- _The input_
☆ ☆ ☆ ☆
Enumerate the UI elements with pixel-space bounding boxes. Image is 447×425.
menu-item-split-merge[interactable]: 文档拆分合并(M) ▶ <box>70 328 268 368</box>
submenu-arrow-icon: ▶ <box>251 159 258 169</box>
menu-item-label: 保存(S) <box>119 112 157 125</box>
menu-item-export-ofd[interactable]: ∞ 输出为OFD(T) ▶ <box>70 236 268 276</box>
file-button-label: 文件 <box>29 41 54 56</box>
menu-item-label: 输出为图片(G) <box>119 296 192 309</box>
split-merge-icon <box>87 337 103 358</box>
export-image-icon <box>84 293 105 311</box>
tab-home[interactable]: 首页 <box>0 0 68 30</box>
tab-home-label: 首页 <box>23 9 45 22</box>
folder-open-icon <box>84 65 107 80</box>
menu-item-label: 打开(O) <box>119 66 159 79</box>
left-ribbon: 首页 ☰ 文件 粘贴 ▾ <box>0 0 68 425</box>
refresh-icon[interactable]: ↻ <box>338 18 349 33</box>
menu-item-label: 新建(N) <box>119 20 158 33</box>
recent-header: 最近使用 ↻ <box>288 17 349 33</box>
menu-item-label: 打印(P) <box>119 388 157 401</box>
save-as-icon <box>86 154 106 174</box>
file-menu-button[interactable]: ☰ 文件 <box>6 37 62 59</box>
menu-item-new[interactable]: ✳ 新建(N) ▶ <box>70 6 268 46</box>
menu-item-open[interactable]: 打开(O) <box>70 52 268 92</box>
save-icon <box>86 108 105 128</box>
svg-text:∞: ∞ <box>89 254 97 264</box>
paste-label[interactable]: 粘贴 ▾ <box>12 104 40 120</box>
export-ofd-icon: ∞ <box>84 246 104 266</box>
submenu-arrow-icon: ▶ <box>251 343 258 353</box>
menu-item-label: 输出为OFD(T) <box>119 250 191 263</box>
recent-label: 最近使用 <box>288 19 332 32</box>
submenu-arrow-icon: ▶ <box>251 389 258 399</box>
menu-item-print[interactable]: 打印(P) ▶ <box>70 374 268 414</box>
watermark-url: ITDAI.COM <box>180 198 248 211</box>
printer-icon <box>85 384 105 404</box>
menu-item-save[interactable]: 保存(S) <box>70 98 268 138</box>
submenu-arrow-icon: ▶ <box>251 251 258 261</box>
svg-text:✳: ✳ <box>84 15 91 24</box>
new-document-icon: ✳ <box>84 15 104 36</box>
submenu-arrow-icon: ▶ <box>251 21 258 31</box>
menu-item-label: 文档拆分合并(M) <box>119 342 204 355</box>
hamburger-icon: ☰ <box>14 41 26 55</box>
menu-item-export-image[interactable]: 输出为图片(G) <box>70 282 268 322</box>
☆ ☆ ☆ ☆
- _Given task_
Please report every line from the rows above that contains the string "save", treating uppercase and lowercase letters as different.

- _Response below_
save-as-icon <box>86 154 106 174</box>
save-icon <box>86 108 105 128</box>
menu-item-save[interactable]: 保存(S) <box>70 98 268 138</box>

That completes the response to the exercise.